● **Instructions for the task**
Find the lines below that contain the word "прозорий" and count them. Only the number should be given.

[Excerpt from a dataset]
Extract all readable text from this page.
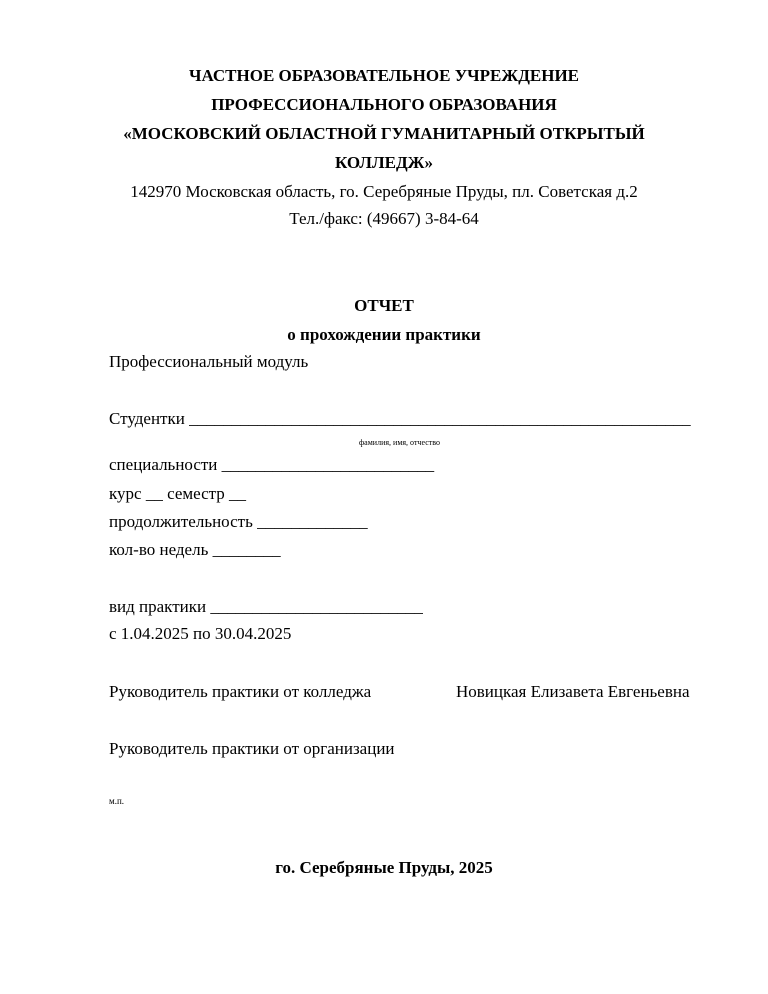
ЧАСТНОЕ ОБРАЗОВАТЕЛЬНОЕ УЧРЕЖДЕНИЕ
ПРОФЕССИОНАЛЬНОГО ОБРАЗОВАНИЯ
«МОСКОВСКИЙ ОБЛАСТНОЙ ГУМАНИТАРНЫЙ ОТКРЫТЫЙ
КОЛЛЕДЖ»
142970 Московская область, го. Серебряные Пруды, пл. Советская д.2
Тел./факс: (49667) 3-84-64
ОТЧЕТ
о прохождении практики
Профессиональный модуль
Студентки ___________________________________________________________
фамилия, имя, отчество
специальности _________________________
курс __ семестр __
продолжительность _____________
кол-во недель ________
вид практики _________________________
с 1.04.2025 по 30.04.2025
Руководитель практики от колледжа	Новицкая Елизавета Евгеньевна
Руководитель практики от организации
м.п.
го. Серебряные Пруды, 2025
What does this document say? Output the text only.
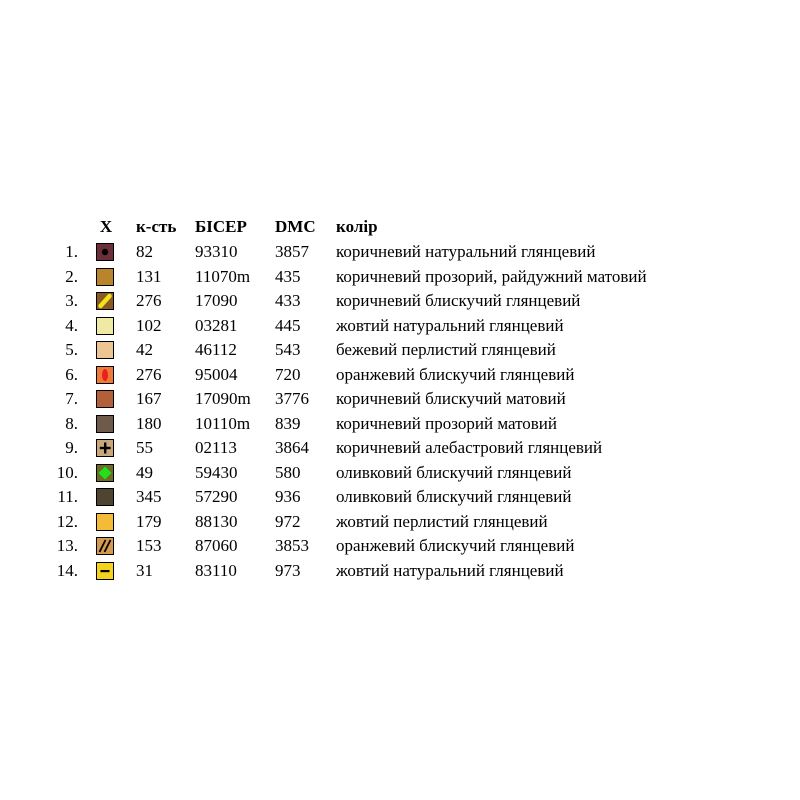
X к-сть БІСЕР DMC колір
1.	82 93310 3857 коричневий натуральний глянцевий
2.	131 11070m 435 коричневий прозорий, райдужний матовий
3.	276 17090 433 коричневий блискучий глянцевий
4.	102 03281 445 жовтий натуральний глянцевий
5.	42 46112 543 бежевий перлистий глянцевий
6.	276 95004 720 оранжевий блискучий глянцевий
7.	167 17090m 3776 коричневий блискучий матовий
8.	180 10110m 839 коричневий прозорий матовий
9.	55 02113 3864 коричневий алебастровий глянцевий
10.	49 59430 580 оливковий блискучий глянцевий
11.	345 57290 936 оливковий блискучий глянцевий
12.	179 88130 972 жовтий перлистий глянцевий
13.	153 87060 3853 оранжевий блискучий глянцевий
14.	31 83110 973 жовтий натуральний глянцевий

● **The reply**
2